*GIVEN PROBLEM*:
Find the lines that contain the word "mesure" and copy each one.

*RECORDS SUPPLIED*:
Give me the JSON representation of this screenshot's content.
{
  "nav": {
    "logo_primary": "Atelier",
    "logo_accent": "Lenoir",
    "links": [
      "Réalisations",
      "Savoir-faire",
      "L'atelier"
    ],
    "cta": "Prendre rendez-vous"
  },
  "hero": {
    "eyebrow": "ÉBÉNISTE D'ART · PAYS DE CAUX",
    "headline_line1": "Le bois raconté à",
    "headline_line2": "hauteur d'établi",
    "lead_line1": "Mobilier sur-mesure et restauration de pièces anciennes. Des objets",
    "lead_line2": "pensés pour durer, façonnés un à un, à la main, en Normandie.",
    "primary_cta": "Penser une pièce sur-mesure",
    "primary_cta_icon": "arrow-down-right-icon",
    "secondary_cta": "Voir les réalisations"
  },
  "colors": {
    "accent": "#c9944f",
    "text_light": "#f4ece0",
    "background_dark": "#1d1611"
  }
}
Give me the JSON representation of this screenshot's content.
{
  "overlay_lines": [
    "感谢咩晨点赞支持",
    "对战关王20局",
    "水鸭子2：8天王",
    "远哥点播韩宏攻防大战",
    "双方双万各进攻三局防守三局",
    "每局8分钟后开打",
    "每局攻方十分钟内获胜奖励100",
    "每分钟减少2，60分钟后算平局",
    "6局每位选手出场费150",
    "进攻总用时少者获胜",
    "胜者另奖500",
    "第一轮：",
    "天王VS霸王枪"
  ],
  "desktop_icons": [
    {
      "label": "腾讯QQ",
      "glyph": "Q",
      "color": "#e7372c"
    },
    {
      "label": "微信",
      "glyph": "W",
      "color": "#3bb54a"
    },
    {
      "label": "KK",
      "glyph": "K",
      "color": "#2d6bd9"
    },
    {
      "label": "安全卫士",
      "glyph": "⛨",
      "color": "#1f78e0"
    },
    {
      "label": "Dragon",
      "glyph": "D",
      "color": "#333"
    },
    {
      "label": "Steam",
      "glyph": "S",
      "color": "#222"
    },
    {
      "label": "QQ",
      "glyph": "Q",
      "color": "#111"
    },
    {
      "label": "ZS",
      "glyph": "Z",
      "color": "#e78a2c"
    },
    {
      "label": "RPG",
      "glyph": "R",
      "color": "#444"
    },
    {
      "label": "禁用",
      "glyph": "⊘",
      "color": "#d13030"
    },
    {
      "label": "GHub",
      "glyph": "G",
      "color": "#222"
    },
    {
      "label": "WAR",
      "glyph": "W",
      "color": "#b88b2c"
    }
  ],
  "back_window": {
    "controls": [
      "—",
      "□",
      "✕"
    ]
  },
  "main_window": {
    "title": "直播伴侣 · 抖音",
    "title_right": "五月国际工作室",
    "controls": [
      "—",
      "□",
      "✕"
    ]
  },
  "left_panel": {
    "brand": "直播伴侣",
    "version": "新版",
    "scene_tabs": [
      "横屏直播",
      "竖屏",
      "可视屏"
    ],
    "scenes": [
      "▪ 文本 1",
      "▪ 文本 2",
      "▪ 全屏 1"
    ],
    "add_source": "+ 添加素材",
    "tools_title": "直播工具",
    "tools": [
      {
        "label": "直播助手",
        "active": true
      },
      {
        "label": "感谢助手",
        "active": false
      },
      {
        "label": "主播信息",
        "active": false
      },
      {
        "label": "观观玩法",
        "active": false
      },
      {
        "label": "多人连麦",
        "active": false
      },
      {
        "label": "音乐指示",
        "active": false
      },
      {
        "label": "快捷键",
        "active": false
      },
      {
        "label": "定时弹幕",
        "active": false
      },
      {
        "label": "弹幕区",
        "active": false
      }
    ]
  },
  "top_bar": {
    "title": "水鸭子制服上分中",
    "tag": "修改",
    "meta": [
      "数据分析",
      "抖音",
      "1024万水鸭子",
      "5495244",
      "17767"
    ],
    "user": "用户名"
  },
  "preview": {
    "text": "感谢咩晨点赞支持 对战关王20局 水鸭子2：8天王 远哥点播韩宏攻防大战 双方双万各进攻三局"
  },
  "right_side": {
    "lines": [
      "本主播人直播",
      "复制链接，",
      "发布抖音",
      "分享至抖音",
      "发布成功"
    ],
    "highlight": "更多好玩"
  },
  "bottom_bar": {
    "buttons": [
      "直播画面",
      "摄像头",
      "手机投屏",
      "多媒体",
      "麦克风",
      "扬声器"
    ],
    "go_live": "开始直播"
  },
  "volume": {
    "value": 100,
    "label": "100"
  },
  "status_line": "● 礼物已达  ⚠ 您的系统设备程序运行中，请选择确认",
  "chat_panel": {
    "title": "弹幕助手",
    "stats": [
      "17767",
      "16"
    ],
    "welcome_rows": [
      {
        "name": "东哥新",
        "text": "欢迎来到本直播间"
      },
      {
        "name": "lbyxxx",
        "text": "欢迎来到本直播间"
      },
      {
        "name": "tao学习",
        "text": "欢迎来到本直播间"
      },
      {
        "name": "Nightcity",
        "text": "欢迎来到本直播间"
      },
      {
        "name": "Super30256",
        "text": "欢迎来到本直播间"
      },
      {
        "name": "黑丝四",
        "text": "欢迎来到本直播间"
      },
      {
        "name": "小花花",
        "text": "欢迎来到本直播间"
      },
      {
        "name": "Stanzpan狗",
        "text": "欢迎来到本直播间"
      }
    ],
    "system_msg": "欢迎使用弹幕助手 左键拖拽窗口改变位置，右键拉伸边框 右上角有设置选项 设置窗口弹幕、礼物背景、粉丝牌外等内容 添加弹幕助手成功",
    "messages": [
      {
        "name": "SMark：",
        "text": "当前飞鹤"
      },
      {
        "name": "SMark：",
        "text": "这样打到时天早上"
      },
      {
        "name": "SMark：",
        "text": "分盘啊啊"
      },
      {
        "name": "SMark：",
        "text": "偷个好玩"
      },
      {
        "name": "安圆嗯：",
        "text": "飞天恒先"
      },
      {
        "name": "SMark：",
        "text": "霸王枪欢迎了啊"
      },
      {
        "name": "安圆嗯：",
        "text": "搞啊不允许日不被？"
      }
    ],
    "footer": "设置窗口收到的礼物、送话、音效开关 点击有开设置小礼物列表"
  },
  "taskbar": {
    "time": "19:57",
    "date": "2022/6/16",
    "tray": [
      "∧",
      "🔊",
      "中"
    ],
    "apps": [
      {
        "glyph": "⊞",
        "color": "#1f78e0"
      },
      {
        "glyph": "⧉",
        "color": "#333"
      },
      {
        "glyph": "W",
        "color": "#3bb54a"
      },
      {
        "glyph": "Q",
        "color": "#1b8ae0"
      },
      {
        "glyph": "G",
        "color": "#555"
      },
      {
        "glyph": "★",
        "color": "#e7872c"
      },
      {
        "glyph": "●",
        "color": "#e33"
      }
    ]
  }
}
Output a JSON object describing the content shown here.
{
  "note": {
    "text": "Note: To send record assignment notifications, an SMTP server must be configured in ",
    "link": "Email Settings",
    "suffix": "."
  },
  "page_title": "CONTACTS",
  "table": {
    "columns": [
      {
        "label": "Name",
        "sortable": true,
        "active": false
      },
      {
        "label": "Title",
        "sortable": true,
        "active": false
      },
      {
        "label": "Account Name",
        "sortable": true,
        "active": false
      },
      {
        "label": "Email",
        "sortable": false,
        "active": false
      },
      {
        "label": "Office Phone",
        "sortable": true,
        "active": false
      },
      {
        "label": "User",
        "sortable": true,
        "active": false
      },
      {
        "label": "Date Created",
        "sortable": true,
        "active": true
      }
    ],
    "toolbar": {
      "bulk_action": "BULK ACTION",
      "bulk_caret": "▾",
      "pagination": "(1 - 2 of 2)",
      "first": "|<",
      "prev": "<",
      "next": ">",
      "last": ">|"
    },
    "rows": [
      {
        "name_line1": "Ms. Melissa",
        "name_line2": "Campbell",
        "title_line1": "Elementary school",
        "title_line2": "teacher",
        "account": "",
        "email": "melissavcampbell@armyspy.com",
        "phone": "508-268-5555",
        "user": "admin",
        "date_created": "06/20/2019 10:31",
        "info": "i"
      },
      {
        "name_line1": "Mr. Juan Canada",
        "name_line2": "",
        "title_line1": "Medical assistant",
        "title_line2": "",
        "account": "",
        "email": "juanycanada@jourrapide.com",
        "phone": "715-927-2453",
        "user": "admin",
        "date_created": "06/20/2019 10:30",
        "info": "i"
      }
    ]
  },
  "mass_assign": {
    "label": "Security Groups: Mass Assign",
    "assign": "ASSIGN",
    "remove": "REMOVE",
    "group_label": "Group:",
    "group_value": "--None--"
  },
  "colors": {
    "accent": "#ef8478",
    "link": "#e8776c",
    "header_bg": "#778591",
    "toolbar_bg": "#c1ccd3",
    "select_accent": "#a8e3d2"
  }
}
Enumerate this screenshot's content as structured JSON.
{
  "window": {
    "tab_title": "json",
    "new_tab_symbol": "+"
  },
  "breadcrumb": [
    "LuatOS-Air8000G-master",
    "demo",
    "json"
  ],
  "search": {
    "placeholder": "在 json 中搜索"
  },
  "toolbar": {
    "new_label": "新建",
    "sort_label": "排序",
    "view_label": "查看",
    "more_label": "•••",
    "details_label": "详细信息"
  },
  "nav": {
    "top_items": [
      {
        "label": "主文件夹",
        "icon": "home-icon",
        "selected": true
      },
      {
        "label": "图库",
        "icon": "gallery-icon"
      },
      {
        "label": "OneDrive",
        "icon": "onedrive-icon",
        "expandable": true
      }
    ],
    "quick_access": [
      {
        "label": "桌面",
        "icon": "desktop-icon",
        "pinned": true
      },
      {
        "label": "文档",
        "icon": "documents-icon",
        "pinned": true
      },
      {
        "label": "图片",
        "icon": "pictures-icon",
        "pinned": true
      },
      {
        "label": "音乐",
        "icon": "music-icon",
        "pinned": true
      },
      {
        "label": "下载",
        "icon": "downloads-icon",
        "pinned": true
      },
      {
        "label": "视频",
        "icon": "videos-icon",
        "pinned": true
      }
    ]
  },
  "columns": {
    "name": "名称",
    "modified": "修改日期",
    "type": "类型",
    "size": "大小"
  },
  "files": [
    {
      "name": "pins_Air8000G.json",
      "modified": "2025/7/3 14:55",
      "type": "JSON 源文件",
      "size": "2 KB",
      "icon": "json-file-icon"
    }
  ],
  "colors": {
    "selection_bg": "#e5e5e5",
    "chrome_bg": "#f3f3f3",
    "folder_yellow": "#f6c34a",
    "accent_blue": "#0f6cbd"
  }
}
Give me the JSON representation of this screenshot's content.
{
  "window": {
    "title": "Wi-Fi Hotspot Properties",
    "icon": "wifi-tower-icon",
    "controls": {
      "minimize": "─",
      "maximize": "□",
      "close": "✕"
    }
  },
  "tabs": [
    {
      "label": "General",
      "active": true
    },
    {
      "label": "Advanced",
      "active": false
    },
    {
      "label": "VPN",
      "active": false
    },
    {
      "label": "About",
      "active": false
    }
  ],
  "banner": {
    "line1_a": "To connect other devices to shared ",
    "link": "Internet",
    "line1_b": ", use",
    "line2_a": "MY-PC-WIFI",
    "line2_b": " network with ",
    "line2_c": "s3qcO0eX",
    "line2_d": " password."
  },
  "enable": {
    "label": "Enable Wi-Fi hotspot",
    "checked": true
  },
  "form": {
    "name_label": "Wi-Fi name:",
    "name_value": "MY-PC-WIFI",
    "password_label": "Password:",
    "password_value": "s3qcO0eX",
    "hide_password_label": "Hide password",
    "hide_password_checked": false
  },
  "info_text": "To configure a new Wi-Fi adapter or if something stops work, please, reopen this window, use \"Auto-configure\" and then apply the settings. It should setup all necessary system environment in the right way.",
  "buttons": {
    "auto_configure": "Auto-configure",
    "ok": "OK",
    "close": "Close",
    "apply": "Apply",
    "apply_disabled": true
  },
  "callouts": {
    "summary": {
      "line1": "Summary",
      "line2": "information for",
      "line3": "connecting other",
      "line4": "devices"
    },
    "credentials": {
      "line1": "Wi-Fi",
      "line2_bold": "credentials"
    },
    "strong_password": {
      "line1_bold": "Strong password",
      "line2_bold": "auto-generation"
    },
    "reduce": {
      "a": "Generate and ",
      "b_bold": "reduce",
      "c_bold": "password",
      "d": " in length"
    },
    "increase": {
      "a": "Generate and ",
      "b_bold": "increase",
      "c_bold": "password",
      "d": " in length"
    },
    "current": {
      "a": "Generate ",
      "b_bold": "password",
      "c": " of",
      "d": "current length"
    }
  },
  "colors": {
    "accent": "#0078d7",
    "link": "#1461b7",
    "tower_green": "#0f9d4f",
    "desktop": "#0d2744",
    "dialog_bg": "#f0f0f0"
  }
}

*ANSWER*:
    "lead_line1": "Mobilier sur-mesure et restauration de pièces anciennes. Des objets",
    "primary_cta": "Penser une pièce sur-mesure",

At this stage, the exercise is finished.